_Data entries_
*****
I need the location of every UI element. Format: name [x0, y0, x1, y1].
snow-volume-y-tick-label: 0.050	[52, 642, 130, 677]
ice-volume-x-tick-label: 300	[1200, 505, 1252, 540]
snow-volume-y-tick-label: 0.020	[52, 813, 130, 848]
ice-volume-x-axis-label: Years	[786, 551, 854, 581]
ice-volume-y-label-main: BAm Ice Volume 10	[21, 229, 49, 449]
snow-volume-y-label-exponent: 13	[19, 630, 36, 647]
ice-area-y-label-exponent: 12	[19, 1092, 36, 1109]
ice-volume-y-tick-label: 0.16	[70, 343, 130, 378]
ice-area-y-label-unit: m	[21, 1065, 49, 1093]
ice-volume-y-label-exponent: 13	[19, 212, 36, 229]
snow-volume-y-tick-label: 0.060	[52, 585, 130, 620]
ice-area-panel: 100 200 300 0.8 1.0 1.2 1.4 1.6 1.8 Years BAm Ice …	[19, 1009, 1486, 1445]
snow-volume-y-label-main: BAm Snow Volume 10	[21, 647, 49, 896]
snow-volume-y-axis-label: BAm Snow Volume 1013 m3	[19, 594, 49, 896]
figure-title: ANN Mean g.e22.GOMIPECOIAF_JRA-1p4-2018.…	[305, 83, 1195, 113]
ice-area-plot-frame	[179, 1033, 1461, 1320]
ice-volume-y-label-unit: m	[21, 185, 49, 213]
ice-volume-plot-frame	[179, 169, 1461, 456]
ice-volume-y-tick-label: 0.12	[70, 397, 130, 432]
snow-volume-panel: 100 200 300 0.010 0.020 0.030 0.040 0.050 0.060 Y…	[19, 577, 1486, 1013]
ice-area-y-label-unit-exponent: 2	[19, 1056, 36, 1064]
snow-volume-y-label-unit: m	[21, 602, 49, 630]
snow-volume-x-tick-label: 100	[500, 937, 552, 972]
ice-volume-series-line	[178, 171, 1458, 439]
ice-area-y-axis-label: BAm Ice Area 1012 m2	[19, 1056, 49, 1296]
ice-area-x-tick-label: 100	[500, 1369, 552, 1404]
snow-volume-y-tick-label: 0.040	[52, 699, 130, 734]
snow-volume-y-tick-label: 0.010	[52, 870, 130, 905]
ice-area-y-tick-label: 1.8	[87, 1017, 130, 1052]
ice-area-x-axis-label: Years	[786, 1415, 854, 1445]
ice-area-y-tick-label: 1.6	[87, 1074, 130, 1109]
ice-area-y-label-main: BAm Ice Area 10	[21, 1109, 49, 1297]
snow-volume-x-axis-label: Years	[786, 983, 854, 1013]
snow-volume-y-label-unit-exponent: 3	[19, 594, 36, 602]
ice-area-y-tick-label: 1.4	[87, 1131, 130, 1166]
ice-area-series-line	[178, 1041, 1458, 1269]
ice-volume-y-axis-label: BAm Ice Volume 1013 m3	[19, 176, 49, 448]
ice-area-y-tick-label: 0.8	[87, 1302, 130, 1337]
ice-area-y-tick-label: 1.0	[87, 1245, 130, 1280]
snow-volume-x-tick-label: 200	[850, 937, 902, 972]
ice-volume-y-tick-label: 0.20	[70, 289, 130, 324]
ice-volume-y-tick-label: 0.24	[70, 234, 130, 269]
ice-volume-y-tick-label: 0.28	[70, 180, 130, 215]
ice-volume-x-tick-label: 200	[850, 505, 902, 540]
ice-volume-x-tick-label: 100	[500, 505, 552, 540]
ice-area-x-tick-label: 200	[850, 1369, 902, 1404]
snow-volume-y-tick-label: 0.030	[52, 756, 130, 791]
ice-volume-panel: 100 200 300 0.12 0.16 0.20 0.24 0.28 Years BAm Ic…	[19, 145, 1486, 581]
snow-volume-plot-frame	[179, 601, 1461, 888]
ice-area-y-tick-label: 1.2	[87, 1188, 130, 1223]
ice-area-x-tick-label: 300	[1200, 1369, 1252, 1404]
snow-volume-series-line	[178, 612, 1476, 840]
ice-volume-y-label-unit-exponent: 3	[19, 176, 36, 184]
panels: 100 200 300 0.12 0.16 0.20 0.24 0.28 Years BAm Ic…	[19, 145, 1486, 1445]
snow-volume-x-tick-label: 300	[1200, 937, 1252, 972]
*****
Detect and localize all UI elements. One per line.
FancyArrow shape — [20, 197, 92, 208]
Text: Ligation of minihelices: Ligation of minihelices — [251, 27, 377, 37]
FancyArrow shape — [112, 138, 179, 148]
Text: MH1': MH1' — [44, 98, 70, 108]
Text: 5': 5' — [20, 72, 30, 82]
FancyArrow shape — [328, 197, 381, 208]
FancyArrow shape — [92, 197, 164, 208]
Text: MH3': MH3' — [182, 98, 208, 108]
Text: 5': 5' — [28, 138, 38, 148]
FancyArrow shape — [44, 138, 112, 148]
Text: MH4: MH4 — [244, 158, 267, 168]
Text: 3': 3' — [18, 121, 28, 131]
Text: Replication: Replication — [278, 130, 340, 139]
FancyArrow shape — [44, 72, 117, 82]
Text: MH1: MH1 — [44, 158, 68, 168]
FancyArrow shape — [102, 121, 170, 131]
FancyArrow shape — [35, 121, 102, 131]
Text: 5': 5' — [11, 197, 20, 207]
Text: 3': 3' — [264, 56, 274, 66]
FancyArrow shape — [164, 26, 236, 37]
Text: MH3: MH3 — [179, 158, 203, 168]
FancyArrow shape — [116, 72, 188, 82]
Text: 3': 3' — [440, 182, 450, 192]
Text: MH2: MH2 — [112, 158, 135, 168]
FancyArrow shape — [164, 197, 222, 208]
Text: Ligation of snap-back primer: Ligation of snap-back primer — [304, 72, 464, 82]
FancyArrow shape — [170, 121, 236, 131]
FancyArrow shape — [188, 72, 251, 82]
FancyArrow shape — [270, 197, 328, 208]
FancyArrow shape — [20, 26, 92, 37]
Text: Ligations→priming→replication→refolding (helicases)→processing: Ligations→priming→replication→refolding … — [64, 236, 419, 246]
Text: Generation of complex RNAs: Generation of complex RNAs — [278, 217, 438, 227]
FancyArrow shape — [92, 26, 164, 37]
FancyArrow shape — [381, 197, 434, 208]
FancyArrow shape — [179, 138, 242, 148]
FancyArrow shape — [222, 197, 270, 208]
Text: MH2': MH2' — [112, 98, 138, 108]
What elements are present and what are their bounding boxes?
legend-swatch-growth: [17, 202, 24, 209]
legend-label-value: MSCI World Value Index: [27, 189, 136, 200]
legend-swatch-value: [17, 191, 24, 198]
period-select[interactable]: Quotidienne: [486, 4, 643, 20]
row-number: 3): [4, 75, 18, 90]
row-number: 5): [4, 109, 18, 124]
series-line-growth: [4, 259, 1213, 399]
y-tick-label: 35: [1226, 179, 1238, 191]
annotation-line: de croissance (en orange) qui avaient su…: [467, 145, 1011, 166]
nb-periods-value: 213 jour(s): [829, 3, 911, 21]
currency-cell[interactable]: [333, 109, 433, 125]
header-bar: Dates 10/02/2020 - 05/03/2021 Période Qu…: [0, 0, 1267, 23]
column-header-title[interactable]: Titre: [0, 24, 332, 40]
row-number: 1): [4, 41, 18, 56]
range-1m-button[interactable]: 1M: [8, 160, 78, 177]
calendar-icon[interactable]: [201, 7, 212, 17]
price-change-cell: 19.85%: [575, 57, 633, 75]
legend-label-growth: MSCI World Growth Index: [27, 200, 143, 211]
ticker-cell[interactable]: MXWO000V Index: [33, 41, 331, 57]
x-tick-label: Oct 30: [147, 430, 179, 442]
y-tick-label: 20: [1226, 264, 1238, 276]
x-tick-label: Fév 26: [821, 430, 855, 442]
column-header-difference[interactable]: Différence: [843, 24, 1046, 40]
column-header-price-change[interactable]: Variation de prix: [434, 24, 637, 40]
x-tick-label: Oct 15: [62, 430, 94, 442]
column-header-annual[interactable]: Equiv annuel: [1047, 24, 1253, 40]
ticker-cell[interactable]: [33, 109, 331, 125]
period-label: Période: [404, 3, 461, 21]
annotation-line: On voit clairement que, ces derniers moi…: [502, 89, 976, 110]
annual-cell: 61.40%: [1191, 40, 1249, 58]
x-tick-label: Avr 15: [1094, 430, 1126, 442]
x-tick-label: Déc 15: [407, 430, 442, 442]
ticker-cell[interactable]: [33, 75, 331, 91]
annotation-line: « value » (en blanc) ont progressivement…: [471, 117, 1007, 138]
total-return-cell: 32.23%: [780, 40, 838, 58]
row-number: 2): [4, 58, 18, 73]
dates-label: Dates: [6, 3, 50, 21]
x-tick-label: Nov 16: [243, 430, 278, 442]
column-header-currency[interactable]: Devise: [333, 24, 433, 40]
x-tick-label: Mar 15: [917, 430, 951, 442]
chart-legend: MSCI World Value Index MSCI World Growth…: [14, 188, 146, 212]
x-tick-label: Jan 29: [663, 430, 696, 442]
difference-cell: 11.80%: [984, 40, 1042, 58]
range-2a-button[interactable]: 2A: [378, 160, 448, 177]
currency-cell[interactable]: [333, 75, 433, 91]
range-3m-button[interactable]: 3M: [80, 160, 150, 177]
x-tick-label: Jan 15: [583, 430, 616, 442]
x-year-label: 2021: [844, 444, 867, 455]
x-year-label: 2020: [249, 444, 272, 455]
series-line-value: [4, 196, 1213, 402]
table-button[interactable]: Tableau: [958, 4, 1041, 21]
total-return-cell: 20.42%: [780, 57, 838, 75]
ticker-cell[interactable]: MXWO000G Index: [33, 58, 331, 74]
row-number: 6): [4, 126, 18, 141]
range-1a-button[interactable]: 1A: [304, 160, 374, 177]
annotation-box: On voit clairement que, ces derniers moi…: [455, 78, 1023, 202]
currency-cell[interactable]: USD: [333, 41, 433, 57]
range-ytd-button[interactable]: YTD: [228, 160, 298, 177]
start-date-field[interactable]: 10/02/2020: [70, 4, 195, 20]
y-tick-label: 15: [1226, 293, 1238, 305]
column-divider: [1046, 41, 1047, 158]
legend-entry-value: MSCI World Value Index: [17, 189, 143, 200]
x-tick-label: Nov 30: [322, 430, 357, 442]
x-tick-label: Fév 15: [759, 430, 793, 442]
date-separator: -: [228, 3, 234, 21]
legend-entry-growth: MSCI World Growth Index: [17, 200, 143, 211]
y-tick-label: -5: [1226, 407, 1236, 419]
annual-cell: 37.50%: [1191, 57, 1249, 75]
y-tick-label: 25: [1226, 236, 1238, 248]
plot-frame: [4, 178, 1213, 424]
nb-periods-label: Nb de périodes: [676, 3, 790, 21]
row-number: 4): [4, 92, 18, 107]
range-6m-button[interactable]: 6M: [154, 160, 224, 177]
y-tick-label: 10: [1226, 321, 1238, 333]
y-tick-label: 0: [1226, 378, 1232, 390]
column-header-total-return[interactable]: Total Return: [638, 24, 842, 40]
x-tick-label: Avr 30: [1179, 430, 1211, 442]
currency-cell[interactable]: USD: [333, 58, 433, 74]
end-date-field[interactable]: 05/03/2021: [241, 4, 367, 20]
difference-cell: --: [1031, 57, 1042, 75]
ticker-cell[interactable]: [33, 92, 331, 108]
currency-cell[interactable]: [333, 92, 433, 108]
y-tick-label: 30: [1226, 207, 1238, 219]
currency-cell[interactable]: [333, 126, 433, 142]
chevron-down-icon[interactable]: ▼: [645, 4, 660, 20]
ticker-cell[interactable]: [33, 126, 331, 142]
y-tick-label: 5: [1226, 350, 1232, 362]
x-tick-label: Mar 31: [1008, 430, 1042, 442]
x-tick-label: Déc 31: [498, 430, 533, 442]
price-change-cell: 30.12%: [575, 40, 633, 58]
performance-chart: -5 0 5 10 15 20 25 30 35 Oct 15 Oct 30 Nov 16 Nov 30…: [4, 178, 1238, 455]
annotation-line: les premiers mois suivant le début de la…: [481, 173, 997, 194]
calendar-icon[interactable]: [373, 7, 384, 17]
*****
_Requirements_
Print the lines of the listing starting at the line that contains "I need the location" and ending at the line that contains "1041, 1458, 1269]", both included, exactly as they appear.

_Result_
I need the location of every UI element. Format: name [x0, y0, x1, y1].
snow-volume-y-tick-label: 0.050	[52, 642, 130, 677]
ice-volume-x-tick-label: 300	[1200, 505, 1252, 540]
snow-volume-y-tick-label: 0.020	[52, 813, 130, 848]
ice-volume-x-axis-label: Years	[786, 551, 854, 581]
ice-volume-y-label-main: BAm Ice Volume 10	[21, 229, 49, 449]
snow-volume-y-label-exponent: 13	[19, 630, 36, 647]
ice-area-y-label-exponent: 12	[19, 1092, 36, 1109]
ice-volume-y-tick-label: 0.16	[70, 343, 130, 378]
ice-area-y-label-unit: m	[21, 1065, 49, 1093]
ice-volume-y-label-exponent: 13	[19, 212, 36, 229]
snow-volume-y-tick-label: 0.060	[52, 585, 130, 620]
ice-area-panel: 100 200 300 0.8 1.0 1.2 1.4 1.6 1.8 Years BAm Ice …	[19, 1009, 1486, 1445]
snow-volume-y-label-main: BAm Snow Volume 10	[21, 647, 49, 896]
snow-volume-y-axis-label: BAm Snow Volume 1013 m3	[19, 594, 49, 896]
figure-title: ANN Mean g.e22.GOMIPECOIAF_JRA-1p4-2018.…	[305, 83, 1195, 113]
ice-area-plot-frame	[179, 1033, 1461, 1320]
ice-volume-y-label-unit: m	[21, 185, 49, 213]
ice-volume-plot-frame	[179, 169, 1461, 456]
ice-volume-y-tick-label: 0.12	[70, 397, 130, 432]
snow-volume-panel: 100 200 300 0.010 0.020 0.030 0.040 0.050 0.060 Y…	[19, 577, 1486, 1013]
ice-area-y-label-unit-exponent: 2	[19, 1056, 36, 1064]
snow-volume-y-label-unit: m	[21, 602, 49, 630]
snow-volume-x-tick-label: 100	[500, 937, 552, 972]
ice-volume-series-line	[178, 171, 1458, 439]
ice-area-y-axis-label: BAm Ice Area 1012 m2	[19, 1056, 49, 1296]
ice-area-x-tick-label: 100	[500, 1369, 552, 1404]
snow-volume-y-tick-label: 0.040	[52, 699, 130, 734]
snow-volume-y-tick-label: 0.010	[52, 870, 130, 905]
ice-area-y-tick-label: 1.8	[87, 1017, 130, 1052]
ice-area-x-axis-label: Years	[786, 1415, 854, 1445]
ice-area-y-tick-label: 1.6	[87, 1074, 130, 1109]
ice-area-y-label-main: BAm Ice Area 10	[21, 1109, 49, 1297]
snow-volume-x-axis-label: Years	[786, 983, 854, 1013]
snow-volume-y-label-unit-exponent: 3	[19, 594, 36, 602]
ice-area-y-tick-label: 1.4	[87, 1131, 130, 1166]
ice-area-series-line	[178, 1041, 1458, 1269]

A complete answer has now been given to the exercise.